Task brief »
Format the material, from its first line through the line containing "model-header-cell: W-NK-0.5 <box>96", inclusive, as a numbered list, omitting blank lines.

***** Record list

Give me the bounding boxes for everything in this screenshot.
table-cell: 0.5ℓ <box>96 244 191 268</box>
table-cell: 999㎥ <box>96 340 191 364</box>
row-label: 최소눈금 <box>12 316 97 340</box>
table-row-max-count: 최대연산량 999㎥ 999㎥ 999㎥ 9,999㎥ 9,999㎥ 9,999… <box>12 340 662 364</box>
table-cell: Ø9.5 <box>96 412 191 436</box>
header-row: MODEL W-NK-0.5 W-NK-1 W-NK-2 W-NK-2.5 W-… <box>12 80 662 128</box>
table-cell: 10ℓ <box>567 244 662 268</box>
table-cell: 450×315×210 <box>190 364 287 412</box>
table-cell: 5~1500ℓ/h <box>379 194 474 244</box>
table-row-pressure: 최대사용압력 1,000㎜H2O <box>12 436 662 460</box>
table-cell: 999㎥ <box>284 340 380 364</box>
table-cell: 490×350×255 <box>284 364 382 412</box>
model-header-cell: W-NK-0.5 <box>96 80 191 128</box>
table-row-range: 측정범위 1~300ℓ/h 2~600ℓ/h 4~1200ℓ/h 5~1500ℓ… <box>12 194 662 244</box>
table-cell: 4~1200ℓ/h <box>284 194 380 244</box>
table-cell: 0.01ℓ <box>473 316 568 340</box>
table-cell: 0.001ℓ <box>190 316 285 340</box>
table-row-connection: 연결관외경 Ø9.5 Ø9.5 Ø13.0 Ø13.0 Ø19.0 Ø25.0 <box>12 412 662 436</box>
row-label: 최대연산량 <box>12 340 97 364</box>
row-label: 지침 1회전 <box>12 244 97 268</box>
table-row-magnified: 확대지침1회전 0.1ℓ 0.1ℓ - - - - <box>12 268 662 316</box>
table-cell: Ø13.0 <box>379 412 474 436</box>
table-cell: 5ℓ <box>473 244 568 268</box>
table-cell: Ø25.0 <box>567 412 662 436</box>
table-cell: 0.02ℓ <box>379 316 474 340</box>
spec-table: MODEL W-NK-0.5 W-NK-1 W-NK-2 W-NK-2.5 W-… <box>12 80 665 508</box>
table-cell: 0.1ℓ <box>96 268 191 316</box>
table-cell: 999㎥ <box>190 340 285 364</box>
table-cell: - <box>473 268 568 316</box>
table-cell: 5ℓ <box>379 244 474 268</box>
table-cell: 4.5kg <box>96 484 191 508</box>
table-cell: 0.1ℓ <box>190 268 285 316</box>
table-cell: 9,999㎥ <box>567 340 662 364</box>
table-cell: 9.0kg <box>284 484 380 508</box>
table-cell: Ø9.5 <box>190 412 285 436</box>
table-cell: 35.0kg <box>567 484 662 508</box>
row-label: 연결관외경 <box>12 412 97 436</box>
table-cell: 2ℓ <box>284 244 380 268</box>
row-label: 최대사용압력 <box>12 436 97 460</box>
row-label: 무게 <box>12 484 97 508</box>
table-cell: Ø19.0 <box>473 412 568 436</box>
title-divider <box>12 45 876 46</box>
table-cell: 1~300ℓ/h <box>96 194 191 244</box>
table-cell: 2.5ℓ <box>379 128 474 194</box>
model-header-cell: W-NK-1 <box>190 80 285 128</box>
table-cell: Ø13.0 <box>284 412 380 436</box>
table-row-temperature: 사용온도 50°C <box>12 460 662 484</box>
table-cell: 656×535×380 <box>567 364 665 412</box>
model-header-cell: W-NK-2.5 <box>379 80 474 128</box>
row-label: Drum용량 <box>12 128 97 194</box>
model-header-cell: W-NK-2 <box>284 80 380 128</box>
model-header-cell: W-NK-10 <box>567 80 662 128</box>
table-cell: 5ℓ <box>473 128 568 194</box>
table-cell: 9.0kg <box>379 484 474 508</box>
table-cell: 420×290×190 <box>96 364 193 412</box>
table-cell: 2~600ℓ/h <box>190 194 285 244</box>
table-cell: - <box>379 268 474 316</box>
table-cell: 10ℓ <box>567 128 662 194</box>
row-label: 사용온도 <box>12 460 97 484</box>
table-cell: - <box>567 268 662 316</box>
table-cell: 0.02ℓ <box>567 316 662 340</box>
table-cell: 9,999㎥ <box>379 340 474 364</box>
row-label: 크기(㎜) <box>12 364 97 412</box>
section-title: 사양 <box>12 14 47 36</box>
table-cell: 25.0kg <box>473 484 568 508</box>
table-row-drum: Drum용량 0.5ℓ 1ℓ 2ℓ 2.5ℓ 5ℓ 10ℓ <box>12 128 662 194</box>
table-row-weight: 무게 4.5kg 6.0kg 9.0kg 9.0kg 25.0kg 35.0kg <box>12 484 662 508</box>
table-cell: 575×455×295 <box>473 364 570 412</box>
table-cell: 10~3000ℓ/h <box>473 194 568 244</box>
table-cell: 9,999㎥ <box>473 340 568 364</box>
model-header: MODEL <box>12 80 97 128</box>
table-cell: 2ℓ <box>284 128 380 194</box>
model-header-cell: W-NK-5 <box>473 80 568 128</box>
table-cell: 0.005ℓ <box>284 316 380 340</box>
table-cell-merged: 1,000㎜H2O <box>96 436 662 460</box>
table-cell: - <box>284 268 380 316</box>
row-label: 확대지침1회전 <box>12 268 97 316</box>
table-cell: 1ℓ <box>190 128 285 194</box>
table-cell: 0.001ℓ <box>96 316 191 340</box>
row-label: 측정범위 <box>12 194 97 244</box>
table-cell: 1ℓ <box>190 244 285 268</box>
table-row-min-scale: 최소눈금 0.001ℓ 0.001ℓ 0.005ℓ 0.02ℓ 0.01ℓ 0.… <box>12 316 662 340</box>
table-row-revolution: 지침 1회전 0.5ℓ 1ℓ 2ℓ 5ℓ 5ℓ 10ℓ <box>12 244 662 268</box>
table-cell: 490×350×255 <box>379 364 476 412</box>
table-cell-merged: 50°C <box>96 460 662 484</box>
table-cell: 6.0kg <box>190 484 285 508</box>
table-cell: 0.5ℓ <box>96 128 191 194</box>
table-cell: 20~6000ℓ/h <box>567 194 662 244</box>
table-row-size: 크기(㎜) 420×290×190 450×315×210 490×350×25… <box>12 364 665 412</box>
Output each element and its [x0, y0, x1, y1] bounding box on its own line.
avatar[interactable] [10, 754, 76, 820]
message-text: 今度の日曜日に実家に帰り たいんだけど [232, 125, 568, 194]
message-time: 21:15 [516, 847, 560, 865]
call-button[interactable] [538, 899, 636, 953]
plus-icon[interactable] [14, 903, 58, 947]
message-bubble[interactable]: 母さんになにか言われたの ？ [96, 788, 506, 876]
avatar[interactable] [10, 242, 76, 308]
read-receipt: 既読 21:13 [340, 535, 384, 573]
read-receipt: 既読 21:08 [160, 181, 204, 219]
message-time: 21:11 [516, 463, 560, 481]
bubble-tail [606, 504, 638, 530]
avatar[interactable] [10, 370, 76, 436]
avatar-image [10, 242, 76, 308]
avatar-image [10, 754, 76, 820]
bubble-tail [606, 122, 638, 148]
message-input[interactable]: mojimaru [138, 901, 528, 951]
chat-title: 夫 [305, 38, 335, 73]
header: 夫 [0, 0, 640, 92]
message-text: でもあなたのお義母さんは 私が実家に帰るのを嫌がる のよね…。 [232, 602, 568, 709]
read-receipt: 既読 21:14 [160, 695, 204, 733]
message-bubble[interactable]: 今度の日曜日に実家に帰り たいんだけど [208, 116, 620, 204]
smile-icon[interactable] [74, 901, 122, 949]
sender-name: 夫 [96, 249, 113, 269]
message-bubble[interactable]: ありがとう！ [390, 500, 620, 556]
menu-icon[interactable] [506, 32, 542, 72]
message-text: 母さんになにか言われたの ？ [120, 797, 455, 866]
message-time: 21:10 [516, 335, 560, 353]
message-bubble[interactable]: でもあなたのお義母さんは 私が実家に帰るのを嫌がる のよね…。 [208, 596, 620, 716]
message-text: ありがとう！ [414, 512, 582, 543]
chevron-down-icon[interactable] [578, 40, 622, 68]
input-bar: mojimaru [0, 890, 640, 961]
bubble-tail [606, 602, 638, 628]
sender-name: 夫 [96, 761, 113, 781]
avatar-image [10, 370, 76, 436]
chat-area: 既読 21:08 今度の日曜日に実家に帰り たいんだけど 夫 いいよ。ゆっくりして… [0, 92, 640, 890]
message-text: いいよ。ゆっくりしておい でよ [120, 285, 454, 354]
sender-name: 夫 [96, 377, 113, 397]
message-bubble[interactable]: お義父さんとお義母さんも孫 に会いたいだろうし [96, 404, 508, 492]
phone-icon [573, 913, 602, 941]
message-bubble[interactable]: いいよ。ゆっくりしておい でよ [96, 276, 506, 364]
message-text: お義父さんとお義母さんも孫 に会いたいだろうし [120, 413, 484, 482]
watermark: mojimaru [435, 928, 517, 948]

**********

Written response »
1. Give me the bounding boxes for everything in this screenshot.
2. table-cell: 0.5ℓ <box>96 244 191 268</box>
3. table-cell: 999㎥ <box>96 340 191 364</box>
4. row-label: 최소눈금 <box>12 316 97 340</box>
5. table-row-max-count: 최대연산량 999㎥ 999㎥ 999㎥ 9,999㎥ 9,999㎥ 9,999… <box>12 340 662 364</box>
6. table-cell: Ø9.5 <box>96 412 191 436</box>
7. header-row: MODEL W-NK-0.5 W-NK-1 W-NK-2 W-NK-2.5 W-… <box>12 80 662 128</box>
8. table-cell: 10ℓ <box>567 244 662 268</box>
9. table-cell: 450×315×210 <box>190 364 287 412</box>
10. table-cell: 5~1500ℓ/h <box>379 194 474 244</box>
11. table-row-pressure: 최대사용압력 1,000㎜H2O <box>12 436 662 460</box>
12. table-cell: 999㎥ <box>284 340 380 364</box>
13. table-cell: 490×350×255 <box>284 364 382 412</box>
14. model-header-cell: W-NK-0.5 <box>96 80 191 128</box>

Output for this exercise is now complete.